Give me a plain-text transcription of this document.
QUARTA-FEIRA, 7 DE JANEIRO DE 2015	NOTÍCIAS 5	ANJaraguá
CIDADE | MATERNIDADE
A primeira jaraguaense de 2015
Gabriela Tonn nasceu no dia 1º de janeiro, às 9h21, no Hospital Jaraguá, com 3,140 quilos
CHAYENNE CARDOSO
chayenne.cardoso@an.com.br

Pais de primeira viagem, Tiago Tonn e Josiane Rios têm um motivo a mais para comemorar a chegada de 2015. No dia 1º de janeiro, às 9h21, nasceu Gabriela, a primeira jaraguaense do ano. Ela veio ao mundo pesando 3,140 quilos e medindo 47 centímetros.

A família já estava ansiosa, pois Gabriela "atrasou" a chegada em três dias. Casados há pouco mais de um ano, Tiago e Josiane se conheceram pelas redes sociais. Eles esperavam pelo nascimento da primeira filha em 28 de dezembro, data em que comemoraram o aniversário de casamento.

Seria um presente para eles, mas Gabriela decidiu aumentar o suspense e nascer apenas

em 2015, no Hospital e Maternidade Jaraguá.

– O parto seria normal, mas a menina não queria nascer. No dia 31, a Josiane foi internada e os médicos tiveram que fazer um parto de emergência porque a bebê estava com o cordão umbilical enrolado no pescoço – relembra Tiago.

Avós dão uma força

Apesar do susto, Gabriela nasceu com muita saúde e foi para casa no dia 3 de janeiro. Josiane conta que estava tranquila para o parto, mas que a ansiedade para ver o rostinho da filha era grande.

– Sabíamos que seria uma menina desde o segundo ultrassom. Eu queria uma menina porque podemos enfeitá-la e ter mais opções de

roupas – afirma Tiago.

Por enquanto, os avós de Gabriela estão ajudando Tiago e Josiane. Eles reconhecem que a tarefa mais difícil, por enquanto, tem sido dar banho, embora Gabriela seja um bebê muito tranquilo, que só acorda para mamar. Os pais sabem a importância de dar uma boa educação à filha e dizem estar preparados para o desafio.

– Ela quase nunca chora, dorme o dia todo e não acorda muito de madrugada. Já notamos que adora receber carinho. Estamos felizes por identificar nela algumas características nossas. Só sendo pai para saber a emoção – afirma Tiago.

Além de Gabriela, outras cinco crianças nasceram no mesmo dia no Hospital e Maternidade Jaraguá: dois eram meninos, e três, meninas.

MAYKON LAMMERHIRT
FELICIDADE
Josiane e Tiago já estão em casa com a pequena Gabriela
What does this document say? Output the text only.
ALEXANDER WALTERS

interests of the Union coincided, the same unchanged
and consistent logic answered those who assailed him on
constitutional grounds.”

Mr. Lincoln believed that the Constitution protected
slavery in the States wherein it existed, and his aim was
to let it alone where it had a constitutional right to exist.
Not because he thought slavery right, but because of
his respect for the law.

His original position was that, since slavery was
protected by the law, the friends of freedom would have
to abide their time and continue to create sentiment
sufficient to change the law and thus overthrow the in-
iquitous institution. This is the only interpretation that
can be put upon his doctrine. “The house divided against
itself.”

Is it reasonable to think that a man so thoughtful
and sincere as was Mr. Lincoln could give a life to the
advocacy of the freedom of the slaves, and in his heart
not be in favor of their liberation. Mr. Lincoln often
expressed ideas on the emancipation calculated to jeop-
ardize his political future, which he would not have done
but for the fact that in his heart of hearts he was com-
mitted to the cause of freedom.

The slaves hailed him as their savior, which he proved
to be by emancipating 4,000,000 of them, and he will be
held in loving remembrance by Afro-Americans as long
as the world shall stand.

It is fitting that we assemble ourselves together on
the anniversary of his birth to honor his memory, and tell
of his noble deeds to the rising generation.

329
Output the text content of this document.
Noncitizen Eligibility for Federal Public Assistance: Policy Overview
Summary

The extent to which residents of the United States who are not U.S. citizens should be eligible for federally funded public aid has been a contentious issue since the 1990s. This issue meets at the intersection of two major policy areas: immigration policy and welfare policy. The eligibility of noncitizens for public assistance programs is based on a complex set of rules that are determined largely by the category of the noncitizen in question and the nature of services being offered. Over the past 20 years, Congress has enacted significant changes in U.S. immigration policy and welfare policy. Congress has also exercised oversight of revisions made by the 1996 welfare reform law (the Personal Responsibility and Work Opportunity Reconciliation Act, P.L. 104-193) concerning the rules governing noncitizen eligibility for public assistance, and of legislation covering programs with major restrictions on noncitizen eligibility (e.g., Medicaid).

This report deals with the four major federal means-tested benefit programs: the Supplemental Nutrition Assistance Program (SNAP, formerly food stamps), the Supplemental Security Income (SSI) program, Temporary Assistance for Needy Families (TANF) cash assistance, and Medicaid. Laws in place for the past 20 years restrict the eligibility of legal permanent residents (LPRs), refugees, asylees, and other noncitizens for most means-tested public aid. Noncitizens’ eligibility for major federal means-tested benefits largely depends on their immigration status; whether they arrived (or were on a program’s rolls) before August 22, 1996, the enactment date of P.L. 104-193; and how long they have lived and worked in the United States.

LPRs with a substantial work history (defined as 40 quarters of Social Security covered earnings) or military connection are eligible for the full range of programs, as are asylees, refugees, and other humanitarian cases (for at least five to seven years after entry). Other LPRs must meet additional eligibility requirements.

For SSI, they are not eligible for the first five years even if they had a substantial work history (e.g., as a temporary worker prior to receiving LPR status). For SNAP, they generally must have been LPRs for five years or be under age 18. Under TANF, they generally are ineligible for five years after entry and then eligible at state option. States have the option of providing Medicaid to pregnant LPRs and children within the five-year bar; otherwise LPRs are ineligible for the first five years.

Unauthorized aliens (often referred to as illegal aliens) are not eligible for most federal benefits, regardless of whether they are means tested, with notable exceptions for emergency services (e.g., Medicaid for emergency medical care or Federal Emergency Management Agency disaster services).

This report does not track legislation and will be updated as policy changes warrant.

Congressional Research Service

****************************************

* [Exercise goal]: In the material above, how many lines hold the word "Hospital"? Say only the number.

* [Worked answer]: 3